▶ **Task objective**
Check every line below for the word "อนกล" and copy the ones that have it.

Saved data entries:
┏━━
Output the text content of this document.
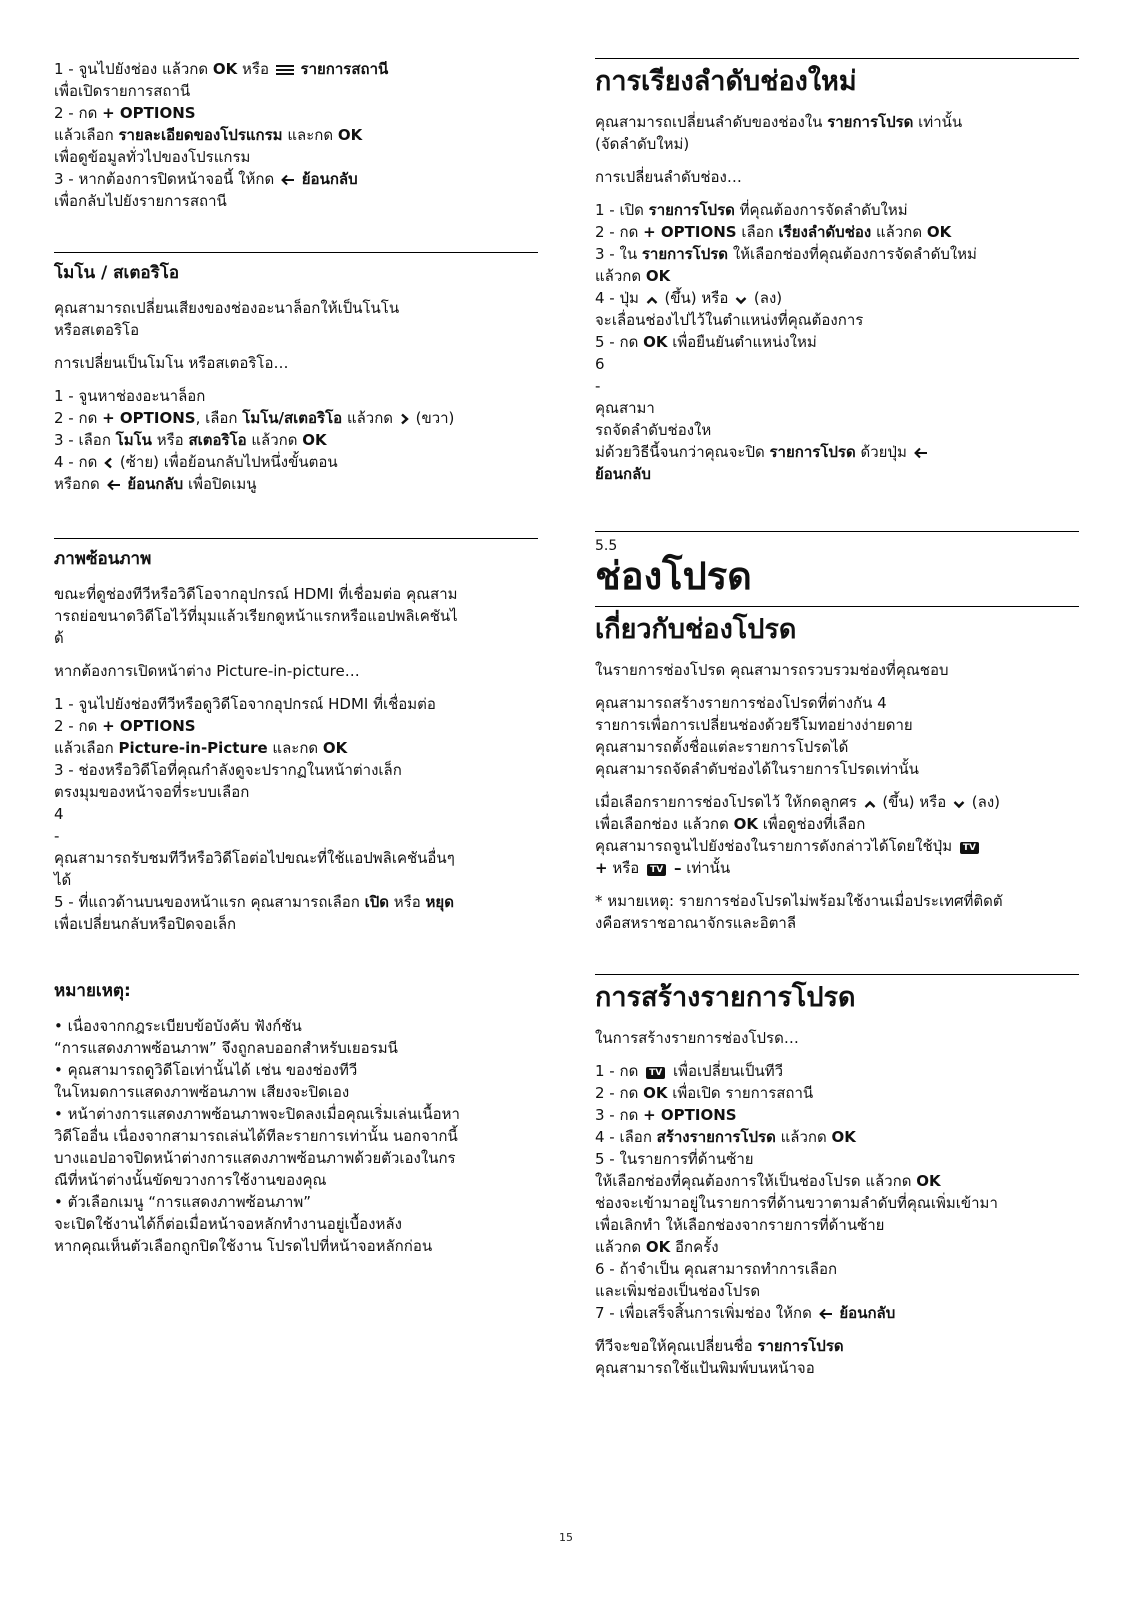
1 - จูนไปยังช่อง แล้วกด OK หรือ  รายการสถานี

เพื่อเปิดรายการสถานี

2 - กด + OPTIONS

แล้วเลือก รายละเอียดของโปรแกรม และกด OK

เพื่อดูข้อมูลทั่วไปของโปรแกรม

3 - หากต้องการปิดหน้าจอนี้ ให้กด  ย้อนกลับ

เพื่อกลับไปยังรายการสถานี

โมโน / สเตอริโอ

คุณสามารถเปลี่ยนเสียงของช่องอะนาล็อกให้เป็นโนโน

หรือสเตอริโอ

การเปลี่ยนเป็นโมโน หรือสเตอริโอ…

1 - จูนหาช่องอะนาล็อก

2 - กด + OPTIONS, เลือก โมโน/สเตอริโอ แล้วกด  (ขวา)

3 - เลือก โมโน หรือ สเตอริโอ แล้วกด OK

4 - กด  (ซ้าย) เพื่อย้อนกลับไปหนึ่งขั้นตอน

หรือกด  ย้อนกลับ เพื่อปิดเมนู

ภาพซ้อนภาพ

ขณะที่ดูช่องทีวีหรือวิดีโอจากอุปกรณ์ HDMI ที่เชื่อมต่อ คุณสาม

ารถย่อขนาดวิดีโอไว้ที่มุมแล้วเรียกดูหน้าแรกหรือแอปพลิเคชันไ

ด้

หากต้องการเปิดหน้าต่าง Picture-in-picture…

1 - จูนไปยังช่องทีวีหรือดูวิดีโอจากอุปกรณ์ HDMI ที่เชื่อมต่อ

2 - กด + OPTIONS

แล้วเลือก Picture-in-Picture และกด OK

3 - ช่องหรือวิดีโอที่คุณกำลังดูจะปรากฏในหน้าต่างเล็ก

ตรงมุมของหน้าจอที่ระบบเลือก

4

-

คุณสามารถรับชมทีวีหรือวิดีโอต่อไปขณะที่ใช้แอปพลิเคชันอื่นๆ

ได้

5 - ที่แถวด้านบนของหน้าแรก คุณสามารถเลือก เปิด หรือ หยุด

เพื่อเปลี่ยนกลับหรือปิดจอเล็ก

หมายเหตุ:

• เนื่องจากกฎระเบียบข้อบังคับ ฟังก์ชัน

“การแสดงภาพซ้อนภาพ” จึงถูกลบออกสำหรับเยอรมนี

• คุณสามารถดูวิดีโอเท่านั้นได้ เช่น ของช่องทีวี

ในโหมดการแสดงภาพซ้อนภาพ เสียงจะปิดเอง

• หน้าต่างการแสดงภาพซ้อนภาพจะปิดลงเมื่อคุณเริ่มเล่นเนื้อหา

วิดีโออื่น เนื่องจากสามารถเล่นได้ทีละรายการเท่านั้น นอกจากนี้

บางแอปอาจปิดหน้าต่างการแสดงภาพซ้อนภาพด้วยตัวเองในกร

ณีที่หน้าต่างนั้นขัดขวางการใช้งานของคุณ

• ตัวเลือกเมนู “การแสดงภาพซ้อนภาพ”

จะเปิดใช้งานได้ก็ต่อเมื่อหน้าจอหลักทำงานอยู่เบื้องหลัง

หากคุณเห็นตัวเลือกถูกปิดใช้งาน โปรดไปที่หน้าจอหลักก่อน

การเรียงลำดับช่องใหม่

คุณสามารถเปลี่ยนลำดับของช่องใน รายการโปรด เท่านั้น

(จัดลำดับใหม่)

การเปลี่ยนลำดับช่อง…

1 - เปิด รายการโปรด ที่คุณต้องการจัดลำดับใหม่

2 - กด + OPTIONS เลือก เรียงลำดับช่อง แล้วกด OK

3 - ใน รายการโปรด ให้เลือกช่องที่คุณต้องการจัดลำดับใหม่

แล้วกด OK

4 - ปุ่ม  (ขึ้น) หรือ  (ลง)

จะเลื่อนช่องไปไว้ในตำแหน่งที่คุณต้องการ

5 - กด OK เพื่อยืนยันตำแหน่งใหม่

6

-

คุณสามา

รถจัดลำดับช่องให

ม่ด้วยวิธีนี้จนกว่าคุณจะปิด รายการโปรด ด้วยปุ่ม

ย้อนกลับ

5.5
ช่องโปรด
เกี่ยวกับช่องโปรด

ในรายการช่องโปรด คุณสามารถรวบรวมช่องที่คุณชอบ

คุณสามารถสร้างรายการช่องโปรดที่ต่างกัน 4

รายการเพื่อการเปลี่ยนช่องด้วยรีโมทอย่างง่ายดาย

คุณสามารถตั้งชื่อแต่ละรายการโปรดได้

คุณสามารถจัดลำดับช่องได้ในรายการโปรดเท่านั้น

เมื่อเลือกรายการช่องโปรดไว้ ให้กดลูกศร  (ขึ้น) หรือ  (ลง)

เพื่อเลือกช่อง แล้วกด OK เพื่อดูช่องที่เลือก

คุณสามารถจูนไปยังช่องในรายการดังกล่าวได้โดยใช้ปุ่ม TV

+ หรือ TV – เท่านั้น

* หมายเหตุ: รายการช่องโปรดไม่พร้อมใช้งานเมื่อประเทศที่ติดตั

งคือสหราชอาณาจักรและอิตาลี

การสร้างรายการโปรด

ในการสร้างรายการช่องโปรด…

1 - กด TV เพื่อเปลี่ยนเป็นทีวี

2 - กด OK เพื่อเปิด รายการสถานี

3 - กด + OPTIONS

4 - เลือก สร้างรายการโปรด แล้วกด OK

5 - ในรายการที่ด้านซ้าย

ให้เลือกช่องที่คุณต้องการให้เป็นช่องโปรด แล้วกด OK

ช่องจะเข้ามาอยู่ในรายการที่ด้านขวาตามลำดับที่คุณเพิ่มเข้ามา

เพื่อเลิกทำ ให้เลือกช่องจากรายการที่ด้านซ้าย

แล้วกด OK อีกครั้ง

6 - ถ้าจำเป็น คุณสามารถทำการเลือก

และเพิ่มช่องเป็นช่องโปรด

7 - เพื่อเสร็จสิ้นการเพิ่มช่อง ให้กด  ย้อนกลับ

ทีวีจะขอให้คุณเปลี่ยนชื่อ รายการโปรด

คุณสามารถใช้แป้นพิมพ์บนหน้าจอ

15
┗━━
▶ **Completed task**
3 - หากต้องการปิดหน้าจอนี้ ให้กด  ย้อนกลับ
4 - กด  (ซ้าย) เพื่อย้อนกลับไปหนึ่งขั้นตอน
หรือกด  ย้อนกลับ เพื่อปิดเมนู
ย้อนกลับ
7 - เพื่อเสร็จสิ้นการเพิ่มช่อง ให้กด  ย้อนกลับ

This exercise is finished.